§ **TEXT**
-- START --
Distributed Training
=======================
Now we support distributed training and evaluation. Here is a distributed training example for using RecBole. 
We will show you how to train and test **BPR** model on the **ml-100k** dataset in the distributed environment.

Prepare your environment
--------------------------
Before distributed training, firstly you need to prepare your computing environment.
Here we first introduce some basic concepts to describe the environment.

- ``rank`` : It is used to represent the number / sequence number of processes (in some structural diagrams, rank refers to soft nodes, and rank can be regarded as a computing unit). Each process corresponds to a rank process, and the whole distribution is completed by many ranks.

- ``node`` : The physical node can be a machine or a container, and there can be multiple GPUs inside the node.

- ``local rank`` : It refers to the relative sequence number of the process on a node and is independent between nodes.

- ``world size`` : The number of ranks in the global (the whole distributed task).

Suppose you have two devices and each device has four GPUs to train your model, the environment is shown as following:

.. image:: ../asset/ddp.png
    :width: 600
    :align: center

Quick-start From API
--------------------------


1. Prepare your data
>>>>>>>>>>>>>>>>>>>>>>>>>>>>>>
Note in distributed training, the config and dataset of each process should be the same. 
It is recommended that you create a configuration file shared by different processes.
In above example, you can create a `yaml` file called `test.yaml` and write the following settings:

.. code:: yaml

    gpu_id: '0,1,2,3'
    # dataset config
    USER_ID_FIELD: user_id
    ITEM_ID_FIELD: item_id
    load_col:
        inter: [user_id, item_id]

For more details of data config, please refer to :doc:`../user_guide/config/data_settings`.
-- END --
[Collected data]
-- START --
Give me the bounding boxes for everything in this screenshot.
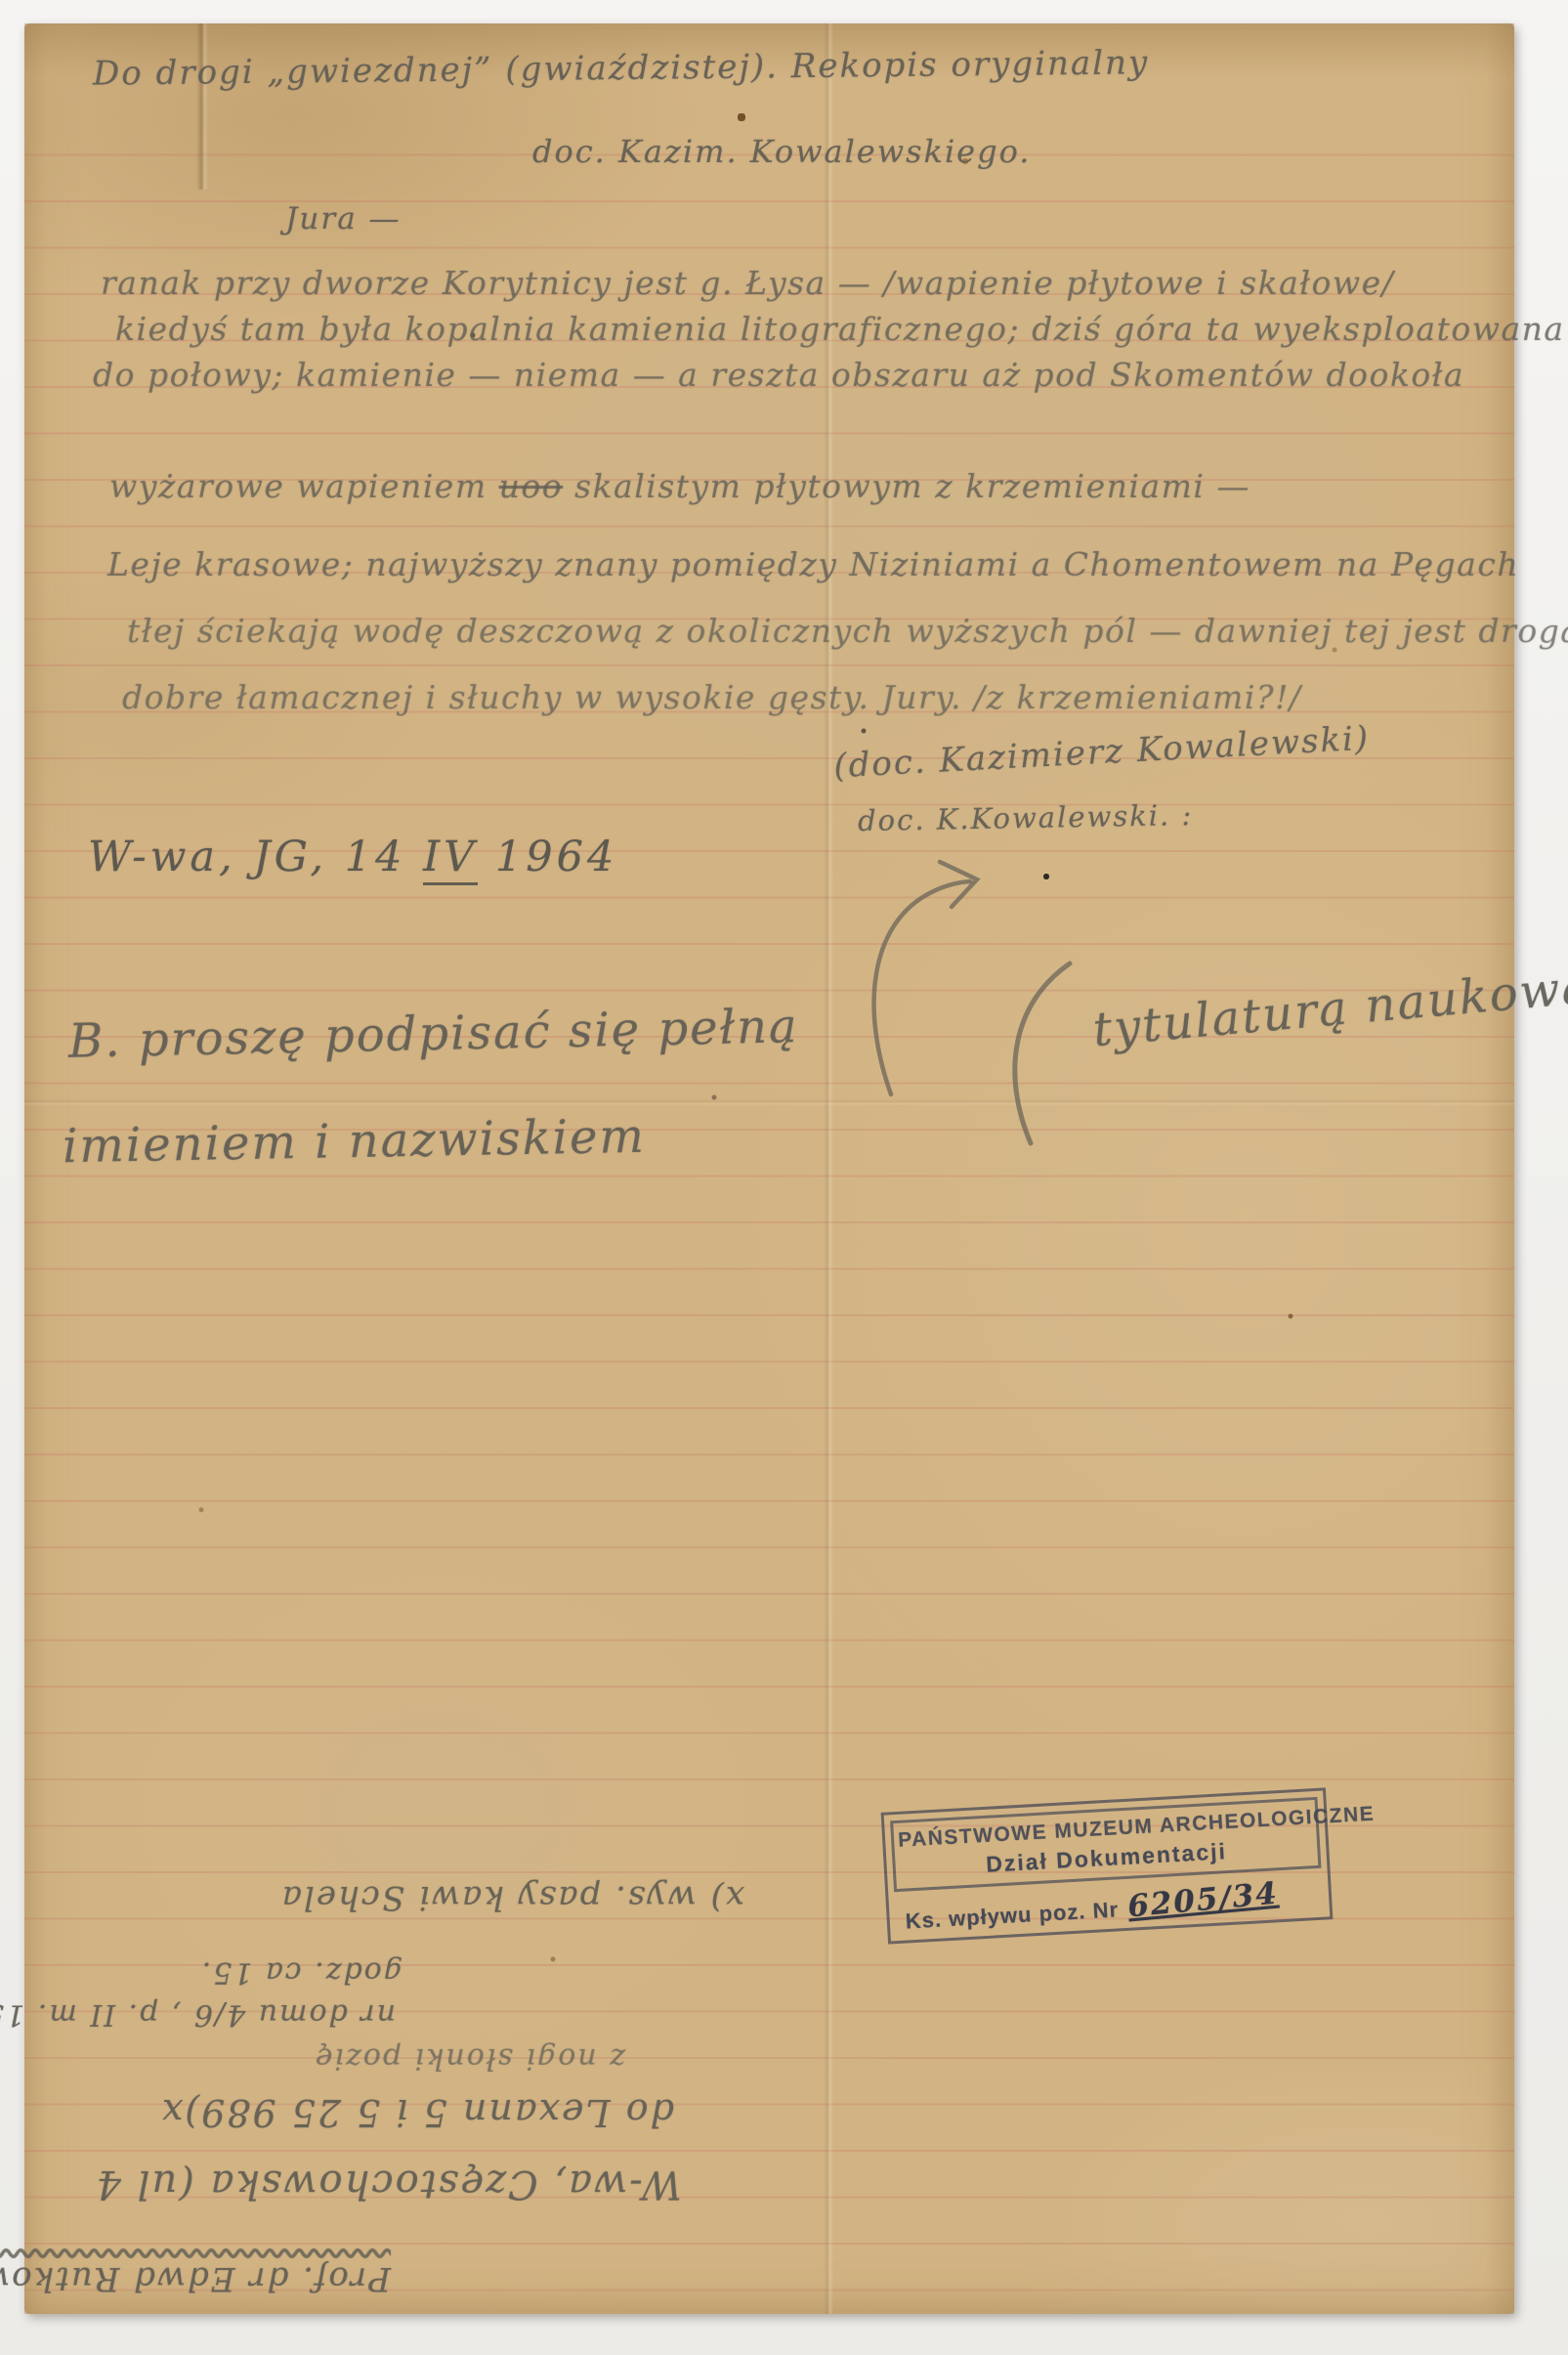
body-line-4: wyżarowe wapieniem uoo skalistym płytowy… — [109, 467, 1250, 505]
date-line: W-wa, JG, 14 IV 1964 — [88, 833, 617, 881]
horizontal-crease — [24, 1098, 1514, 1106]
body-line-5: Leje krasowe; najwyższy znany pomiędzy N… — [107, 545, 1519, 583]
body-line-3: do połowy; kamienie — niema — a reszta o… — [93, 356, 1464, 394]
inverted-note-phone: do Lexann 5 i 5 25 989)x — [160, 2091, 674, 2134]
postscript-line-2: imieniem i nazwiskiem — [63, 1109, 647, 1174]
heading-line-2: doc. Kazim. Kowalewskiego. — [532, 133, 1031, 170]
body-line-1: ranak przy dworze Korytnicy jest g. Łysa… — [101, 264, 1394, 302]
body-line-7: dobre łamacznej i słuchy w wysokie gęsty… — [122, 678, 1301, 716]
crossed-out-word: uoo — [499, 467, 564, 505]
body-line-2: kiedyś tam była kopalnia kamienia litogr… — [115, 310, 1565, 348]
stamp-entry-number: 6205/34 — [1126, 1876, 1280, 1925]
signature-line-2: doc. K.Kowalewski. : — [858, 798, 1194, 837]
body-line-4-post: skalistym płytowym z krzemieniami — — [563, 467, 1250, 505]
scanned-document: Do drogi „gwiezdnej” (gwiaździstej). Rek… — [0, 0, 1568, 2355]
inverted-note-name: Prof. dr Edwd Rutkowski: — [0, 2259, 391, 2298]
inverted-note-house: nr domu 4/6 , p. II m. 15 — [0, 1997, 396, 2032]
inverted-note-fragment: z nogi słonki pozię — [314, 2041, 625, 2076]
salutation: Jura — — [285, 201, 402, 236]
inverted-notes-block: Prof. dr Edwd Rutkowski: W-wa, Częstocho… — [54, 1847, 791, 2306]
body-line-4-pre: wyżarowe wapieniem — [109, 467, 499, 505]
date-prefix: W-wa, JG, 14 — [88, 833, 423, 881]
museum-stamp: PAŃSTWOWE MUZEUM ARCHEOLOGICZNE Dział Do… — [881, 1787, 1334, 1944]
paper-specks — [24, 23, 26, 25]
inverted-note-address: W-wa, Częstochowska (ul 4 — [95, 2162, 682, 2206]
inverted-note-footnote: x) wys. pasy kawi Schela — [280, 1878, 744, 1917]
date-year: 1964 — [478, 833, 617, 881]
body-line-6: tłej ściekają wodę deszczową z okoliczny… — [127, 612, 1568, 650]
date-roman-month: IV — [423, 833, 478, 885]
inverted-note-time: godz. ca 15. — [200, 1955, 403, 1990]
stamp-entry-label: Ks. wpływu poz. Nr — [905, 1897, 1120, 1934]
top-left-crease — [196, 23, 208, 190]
-- END --
§ **TASK TO COMPLETE**
Copy everything from "Prepare your environment" down to "by many ranks." in the distributed training guide above, word for word.

§ **SOLVED EXERCISE**
Prepare your environment
--------------------------
Before distributed training, firstly you need to prepare your computing environment.
Here we first introduce some basic concepts to describe the environment.

- ``rank`` : It is used to represent the number / sequence number of processes (in some structural diagrams, rank refers to soft nodes, and rank can be regarded as a computing unit). Each process corresponds to a rank process, and the whole distribution is completed by many ranks.